# Written problem A:
Repeat the records, starting at their first line and ending with the line that contains "quoted-message[interactable]: Agent |", with both of those lines included.

# Selection:
Gang-gang cockatoos at City Hill, Canberra
Next in my Canberra Birds artwork series: Gang-gang cockatoos at City Hill, Canberra. This is a cartoon-style illustration of a gang-gang cockatoo flying through the air in Canberra as the orange sun rises in the morning sky.
Image detail: Gang-gang cockatoos at City Hill
Gang-gang cockatoos: the bird emblem of Canberra
By contrast, females gang-gangs are grey all over.
The most obvious way you know that gang-gang cockatoos are nearby is by hearing their voices. Gang-gang cockatoos have a very distinctive call, which sounds like a fishing reel unspooling with the ratchet on. Other people describe it as sounding like a cork being removed from a wine bottle, or the sound of a creaky gate.
Despite being the bird emblem of the ACT, I’ve rarely sighted gang-gang cockatoos within the suburbs of Canberra. It has only been when I’ve ventured into the nature reserves surrounding Canberra that I have encountered these birds. This might just be the luck of the houses I’ve lived in.
Unfortunately, gang-gang cockatoos have declined in numbers by 69% during the three generations through to 2021, and is set to be listed as an endangered species of Australia.
The ACT Flag controversy: adding the royal bluebell
My scene features a flag on the City Hill flagpole. However, the flag that I have drawn is not the current flag of the Australian Capital Territory. It is a modified version of the flag, featuring the ACT’s floral emblem: the royal bluebell.

# Written problem B:
Pick up the text about the gang-gang cockatoo artwork and carry it on from its last sentence.

[Records from a dataset]
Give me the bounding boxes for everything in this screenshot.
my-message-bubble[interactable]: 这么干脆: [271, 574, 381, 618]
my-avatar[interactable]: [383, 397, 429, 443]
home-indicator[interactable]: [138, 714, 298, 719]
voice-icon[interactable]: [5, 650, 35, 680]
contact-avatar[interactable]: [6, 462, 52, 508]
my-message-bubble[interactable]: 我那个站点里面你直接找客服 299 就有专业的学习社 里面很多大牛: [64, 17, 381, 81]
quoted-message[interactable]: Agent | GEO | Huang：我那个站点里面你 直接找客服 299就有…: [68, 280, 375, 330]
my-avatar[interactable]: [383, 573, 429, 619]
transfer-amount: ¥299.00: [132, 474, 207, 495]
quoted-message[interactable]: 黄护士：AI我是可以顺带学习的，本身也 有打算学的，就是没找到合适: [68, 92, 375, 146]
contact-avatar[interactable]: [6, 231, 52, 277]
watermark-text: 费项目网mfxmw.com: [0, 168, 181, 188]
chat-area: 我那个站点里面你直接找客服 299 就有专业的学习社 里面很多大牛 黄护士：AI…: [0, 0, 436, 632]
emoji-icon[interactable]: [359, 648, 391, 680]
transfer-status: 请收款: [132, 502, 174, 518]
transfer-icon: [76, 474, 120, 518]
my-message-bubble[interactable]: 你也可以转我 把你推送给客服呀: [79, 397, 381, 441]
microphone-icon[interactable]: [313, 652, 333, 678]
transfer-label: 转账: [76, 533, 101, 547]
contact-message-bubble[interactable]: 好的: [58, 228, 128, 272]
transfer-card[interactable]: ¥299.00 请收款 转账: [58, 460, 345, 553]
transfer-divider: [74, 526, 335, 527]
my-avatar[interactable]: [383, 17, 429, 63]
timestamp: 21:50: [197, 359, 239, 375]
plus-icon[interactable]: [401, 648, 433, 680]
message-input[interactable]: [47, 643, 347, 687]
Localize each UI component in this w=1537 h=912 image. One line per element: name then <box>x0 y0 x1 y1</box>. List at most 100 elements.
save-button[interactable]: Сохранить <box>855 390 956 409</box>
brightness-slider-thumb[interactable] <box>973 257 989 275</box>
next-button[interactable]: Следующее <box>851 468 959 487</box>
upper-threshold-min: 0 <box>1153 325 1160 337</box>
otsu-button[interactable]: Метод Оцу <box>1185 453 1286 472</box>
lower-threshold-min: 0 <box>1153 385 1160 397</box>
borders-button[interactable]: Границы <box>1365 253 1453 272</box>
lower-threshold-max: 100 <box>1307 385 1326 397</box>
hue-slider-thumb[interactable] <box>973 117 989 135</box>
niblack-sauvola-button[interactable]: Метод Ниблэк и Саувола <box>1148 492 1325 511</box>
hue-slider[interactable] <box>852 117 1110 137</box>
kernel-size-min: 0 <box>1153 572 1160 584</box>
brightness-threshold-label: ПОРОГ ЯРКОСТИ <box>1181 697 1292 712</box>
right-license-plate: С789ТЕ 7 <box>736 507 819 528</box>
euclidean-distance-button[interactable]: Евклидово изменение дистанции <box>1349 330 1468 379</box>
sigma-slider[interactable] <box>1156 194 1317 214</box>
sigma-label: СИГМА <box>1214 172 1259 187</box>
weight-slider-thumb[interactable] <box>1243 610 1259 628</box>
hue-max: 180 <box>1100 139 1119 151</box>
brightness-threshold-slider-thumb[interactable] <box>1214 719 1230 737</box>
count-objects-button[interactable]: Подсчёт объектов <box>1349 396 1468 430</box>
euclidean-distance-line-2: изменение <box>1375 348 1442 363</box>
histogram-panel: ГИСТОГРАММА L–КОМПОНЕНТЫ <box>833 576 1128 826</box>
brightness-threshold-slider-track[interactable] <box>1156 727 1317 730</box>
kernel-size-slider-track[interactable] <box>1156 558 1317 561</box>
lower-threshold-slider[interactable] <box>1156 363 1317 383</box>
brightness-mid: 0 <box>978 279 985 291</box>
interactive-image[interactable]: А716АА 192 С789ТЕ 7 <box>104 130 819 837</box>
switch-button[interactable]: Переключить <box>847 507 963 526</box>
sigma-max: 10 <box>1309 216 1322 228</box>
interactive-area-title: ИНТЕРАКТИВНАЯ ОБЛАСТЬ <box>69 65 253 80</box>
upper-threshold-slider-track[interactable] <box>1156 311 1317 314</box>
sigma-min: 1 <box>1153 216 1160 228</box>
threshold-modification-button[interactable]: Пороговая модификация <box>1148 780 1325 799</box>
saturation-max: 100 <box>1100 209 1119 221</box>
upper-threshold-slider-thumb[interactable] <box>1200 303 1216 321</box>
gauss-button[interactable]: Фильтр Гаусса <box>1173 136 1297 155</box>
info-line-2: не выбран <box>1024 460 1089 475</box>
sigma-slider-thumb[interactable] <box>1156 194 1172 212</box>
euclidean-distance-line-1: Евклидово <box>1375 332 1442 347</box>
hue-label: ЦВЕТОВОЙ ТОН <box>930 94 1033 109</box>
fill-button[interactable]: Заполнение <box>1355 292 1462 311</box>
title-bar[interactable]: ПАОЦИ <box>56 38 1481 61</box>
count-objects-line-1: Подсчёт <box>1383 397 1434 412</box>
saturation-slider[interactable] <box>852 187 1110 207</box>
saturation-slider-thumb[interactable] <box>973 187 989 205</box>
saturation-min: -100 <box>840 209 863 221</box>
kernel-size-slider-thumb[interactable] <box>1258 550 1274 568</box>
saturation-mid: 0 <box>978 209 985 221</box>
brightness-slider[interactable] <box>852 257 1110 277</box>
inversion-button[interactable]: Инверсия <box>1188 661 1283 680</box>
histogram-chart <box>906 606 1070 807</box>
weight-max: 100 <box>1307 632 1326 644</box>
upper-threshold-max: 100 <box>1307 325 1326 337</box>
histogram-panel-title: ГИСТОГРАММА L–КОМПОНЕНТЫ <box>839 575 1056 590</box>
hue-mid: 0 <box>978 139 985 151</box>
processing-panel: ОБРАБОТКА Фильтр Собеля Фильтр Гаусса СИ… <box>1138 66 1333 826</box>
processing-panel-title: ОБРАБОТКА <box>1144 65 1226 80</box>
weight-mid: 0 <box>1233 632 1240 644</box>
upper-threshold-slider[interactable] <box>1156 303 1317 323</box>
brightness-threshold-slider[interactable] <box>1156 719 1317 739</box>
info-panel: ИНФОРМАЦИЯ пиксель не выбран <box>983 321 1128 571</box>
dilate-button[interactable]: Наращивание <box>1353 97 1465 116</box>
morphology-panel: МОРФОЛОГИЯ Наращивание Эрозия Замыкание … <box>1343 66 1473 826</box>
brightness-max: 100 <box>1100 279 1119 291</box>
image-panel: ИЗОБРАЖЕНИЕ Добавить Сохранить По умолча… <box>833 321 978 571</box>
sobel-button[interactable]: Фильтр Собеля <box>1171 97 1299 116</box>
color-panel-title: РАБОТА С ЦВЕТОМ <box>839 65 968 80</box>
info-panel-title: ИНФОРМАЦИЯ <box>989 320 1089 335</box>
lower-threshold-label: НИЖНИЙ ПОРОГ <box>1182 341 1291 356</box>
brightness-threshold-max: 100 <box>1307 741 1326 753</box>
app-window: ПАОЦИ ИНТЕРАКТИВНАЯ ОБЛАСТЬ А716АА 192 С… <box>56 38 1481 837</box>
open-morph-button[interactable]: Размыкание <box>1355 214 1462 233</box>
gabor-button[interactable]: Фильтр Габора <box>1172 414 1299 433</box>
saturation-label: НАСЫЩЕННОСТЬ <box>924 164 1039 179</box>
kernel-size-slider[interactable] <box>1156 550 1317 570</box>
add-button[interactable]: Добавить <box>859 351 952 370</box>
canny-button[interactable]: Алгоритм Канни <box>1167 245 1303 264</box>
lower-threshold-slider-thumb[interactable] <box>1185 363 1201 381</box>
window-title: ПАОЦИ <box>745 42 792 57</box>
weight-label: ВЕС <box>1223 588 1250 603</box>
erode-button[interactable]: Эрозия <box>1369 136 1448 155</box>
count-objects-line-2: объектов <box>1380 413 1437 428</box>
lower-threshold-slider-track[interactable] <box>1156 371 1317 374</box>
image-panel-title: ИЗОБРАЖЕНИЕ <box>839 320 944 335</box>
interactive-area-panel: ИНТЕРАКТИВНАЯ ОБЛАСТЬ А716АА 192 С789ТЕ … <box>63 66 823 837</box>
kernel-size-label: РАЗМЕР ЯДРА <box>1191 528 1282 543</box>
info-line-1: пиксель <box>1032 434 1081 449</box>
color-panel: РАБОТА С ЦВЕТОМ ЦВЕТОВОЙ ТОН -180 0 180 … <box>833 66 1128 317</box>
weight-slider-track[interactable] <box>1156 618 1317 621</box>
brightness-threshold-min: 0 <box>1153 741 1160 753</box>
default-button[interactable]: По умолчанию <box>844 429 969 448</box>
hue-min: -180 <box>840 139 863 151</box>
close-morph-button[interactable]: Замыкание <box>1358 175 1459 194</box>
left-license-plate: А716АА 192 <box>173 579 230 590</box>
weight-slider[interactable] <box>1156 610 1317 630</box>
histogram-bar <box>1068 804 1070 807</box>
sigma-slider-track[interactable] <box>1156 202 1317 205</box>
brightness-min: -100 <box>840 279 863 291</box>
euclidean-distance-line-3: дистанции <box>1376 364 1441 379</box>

# Task answer A:
Give me the bounding boxes for everything in this screenshot.
my-message-bubble[interactable]: 这么干脆: [271, 574, 381, 618]
my-avatar[interactable]: [383, 397, 429, 443]
home-indicator[interactable]: [138, 714, 298, 719]
voice-icon[interactable]: [5, 650, 35, 680]
contact-avatar[interactable]: [6, 462, 52, 508]
my-message-bubble[interactable]: 我那个站点里面你直接找客服 299 就有专业的学习社 里面很多大牛: [64, 17, 381, 81]
quoted-message[interactable]: Agent | GEO | Huang：我那个站点里面你 直接找客服 299就有…: [68, 280, 375, 330]

# Task answer B:
Image: the current flag of the Australian Capital Territory
Image: the proposed flag for the Australian Capital Territory, designed by Ivo Ostyn
I am aware that Ivo Ostyn, who designed the flag, is unhappy with his design that was adopted by the Territory in 1993. He says that bureaucrats forced him to put the ACT coat of arms onto the flag. As this brilliant TED talk by Roman Mars outlines, putting coats of arms onto flags is an ugly no-no. Ostyn is proposing a redesigned flag featuring the royal bluebell. My Gang-gang cockatoo scene features Ostyn’s proposed flag design, flying proudly on the flagpole.
Hopefully this is a fun artwork Easter egg for Canberra flag nerds!
The City Hill flagpole: a great Canberra location for my gang-gang cockatoo scene
Gang-gang cockatoos are the faunal emblem of the Australian Capital Territory. This fact is a large part of the reason why I portrayed them near the flag of the ACT in my scene. There is a large ‘Canberra Pride’ sentiment in the city from long-term residents. Many Canberrans feel a specific pride for the ACT and Canberra more so than a general Aussie pride. This is largely to do with the ACT’s progressive policies, in contrast to the general conservatism of Australia on many social issues.
Although most Canberrans probably won’t be able to name it, City Hill is a prominent location in Canberra, situated just north of Lake Burley Griffin, where Commonwealth Avenue meets with Northbourne Avenue.
Image: Commonwealth Avenue, City Hill by Wade Johanson, taken in 2009. Note that the ACT government has since begun densifying the area, replacing the open-air carparks with buildings.
The Canberra ‘love dinosaur’ / ‘love alien’ graffiti tag
I also included the small background detail of the Canberra ‘love dinosaur’ graffiti on a nearby wall. This is a recurring graffiti design which has been appearing around Canberra since 2020. (Personally, I think it should be named the ‘love alien’, but everyone else seems to call it the ‘love dinosaur’.)
Image: Canberra graffiti by Kieran
At first I’m sure that it was just a single artist who was drawing this Love Dino character. But there seems to be a Foo Was Here / Kilroy Was Here effect happening now, with multiple taggers drawing the Love Alien in their own style. It seems like it has gone well beyond a single artist, with most new instances looking like copycats. It has even been spotted in Melbourne. I prefer the style of the original tag.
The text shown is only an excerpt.